#### Records for this task
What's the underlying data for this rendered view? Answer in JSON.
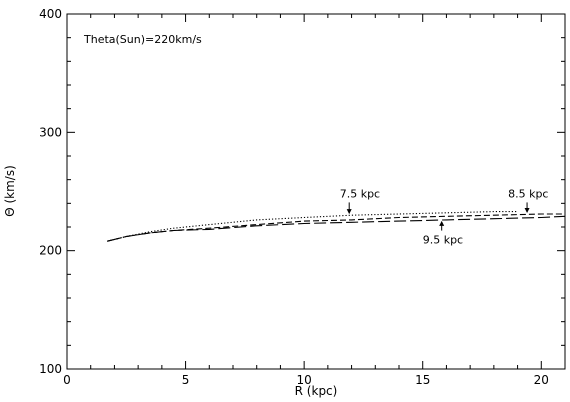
{
  "chart_data": {
    "type": "line",
    "title": "",
    "annotation_text": "Theta(Sun)=220km/s",
    "xlabel": "R (kpc)",
    "ylabel": "Θ (km/s)",
    "xlim": [
      0,
      21
    ],
    "ylim": [
      100,
      400
    ],
    "x_ticks": [
      0,
      5,
      10,
      15,
      20
    ],
    "y_ticks": [
      100,
      200,
      300,
      400
    ],
    "x_tick_labels": [
      "0",
      "5",
      "10",
      "15",
      "20"
    ],
    "y_tick_labels": [
      "100",
      "200",
      "300",
      "400"
    ],
    "grid": false,
    "legend": "none",
    "series": [
      {
        "name": "7.5 kpc",
        "style": "dotted",
        "x": [
          1.7,
          2.5,
          3.5,
          4.5,
          6,
          8,
          10,
          12,
          14,
          16,
          18,
          19
        ],
        "y": [
          208,
          212,
          216,
          219,
          222,
          226,
          228,
          230,
          231,
          232,
          233,
          233
        ]
      },
      {
        "name": "8.5 kpc",
        "style": "dashed",
        "x": [
          1.7,
          2.5,
          3.5,
          4.5,
          6,
          8,
          10,
          12,
          14,
          16,
          18,
          20,
          21
        ],
        "y": [
          208,
          212,
          215,
          217,
          219,
          222,
          225,
          226,
          228,
          229,
          230,
          231,
          231
        ]
      },
      {
        "name": "9.5 kpc",
        "style": "longdash",
        "x": [
          1.7,
          2.5,
          3.5,
          4.5,
          6,
          8,
          10,
          12,
          14,
          16,
          18,
          20,
          21
        ],
        "y": [
          208,
          212,
          215,
          217,
          218,
          221,
          223,
          224,
          225,
          226,
          227,
          228,
          229
        ]
      }
    ],
    "curve_labels": [
      {
        "text": "7.5 kpc",
        "x": 11.5,
        "y": 245,
        "arrow_to": [
          11.9,
          230
        ]
      },
      {
        "text": "8.5 kpc",
        "x": 18.6,
        "y": 245,
        "arrow_to": [
          19.4,
          231
        ]
      },
      {
        "text": "9.5 kpc",
        "x": 15.0,
        "y": 206,
        "arrow_to": [
          15.8,
          226
        ]
      }
    ]
  }
}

#### Exercise requirements
Repeat all of the data above word for word, minus the pictures.

#### Solution for this exercise
What's the underlying data for this rendered view? Answer in JSON.
{
  "chart_data": {
    "type": "line",
    "title": "",
    "annotation_text": "Theta(Sun)=220km/s",
    "xlabel": "R (kpc)",
    "ylabel": "Θ (km/s)",
    "xlim": [
      0,
      21
    ],
    "ylim": [
      100,
      400
    ],
    "x_ticks": [
      0,
      5,
      10,
      15,
      20
    ],
    "y_ticks": [
      100,
      200,
      300,
      400
    ],
    "x_tick_labels": [
      "0",
      "5",
      "10",
      "15",
      "20"
    ],
    "y_tick_labels": [
      "100",
      "200",
      "300",
      "400"
    ],
    "grid": false,
    "legend": "none",
    "series": [
      {
        "name": "7.5 kpc",
        "style": "dotted",
        "x": [
          1.7,
          2.5,
          3.5,
          4.5,
          6,
          8,
          10,
          12,
          14,
          16,
          18,
          19
        ],
        "y": [
          208,
          212,
          216,
          219,
          222,
          226,
          228,
          230,
          231,
          232,
          233,
          233
        ]
      },
      {
        "name": "8.5 kpc",
        "style": "dashed",
        "x": [
          1.7,
          2.5,
          3.5,
          4.5,
          6,
          8,
          10,
          12,
          14,
          16,
          18,
          20,
          21
        ],
        "y": [
          208,
          212,
          215,
          217,
          219,
          222,
          225,
          226,
          228,
          229,
          230,
          231,
          231
        ]
      },
      {
        "name": "9.5 kpc",
        "style": "longdash",
        "x": [
          1.7,
          2.5,
          3.5,
          4.5,
          6,
          8,
          10,
          12,
          14,
          16,
          18,
          20,
          21
        ],
        "y": [
          208,
          212,
          215,
          217,
          218,
          221,
          223,
          224,
          225,
          226,
          227,
          228,
          229
        ]
      }
    ],
    "curve_labels": [
      {
        "text": "7.5 kpc",
        "x": 11.5,
        "y": 245,
        "arrow_to": [
          11.9,
          230
        ]
      },
      {
        "text": "8.5 kpc",
        "x": 18.6,
        "y": 245,
        "arrow_to": [
          19.4,
          231
        ]
      },
      {
        "text": "9.5 kpc",
        "x": 15.0,
        "y": 206,
        "arrow_to": [
          15.8,
          226
        ]
      }
    ]
  }
}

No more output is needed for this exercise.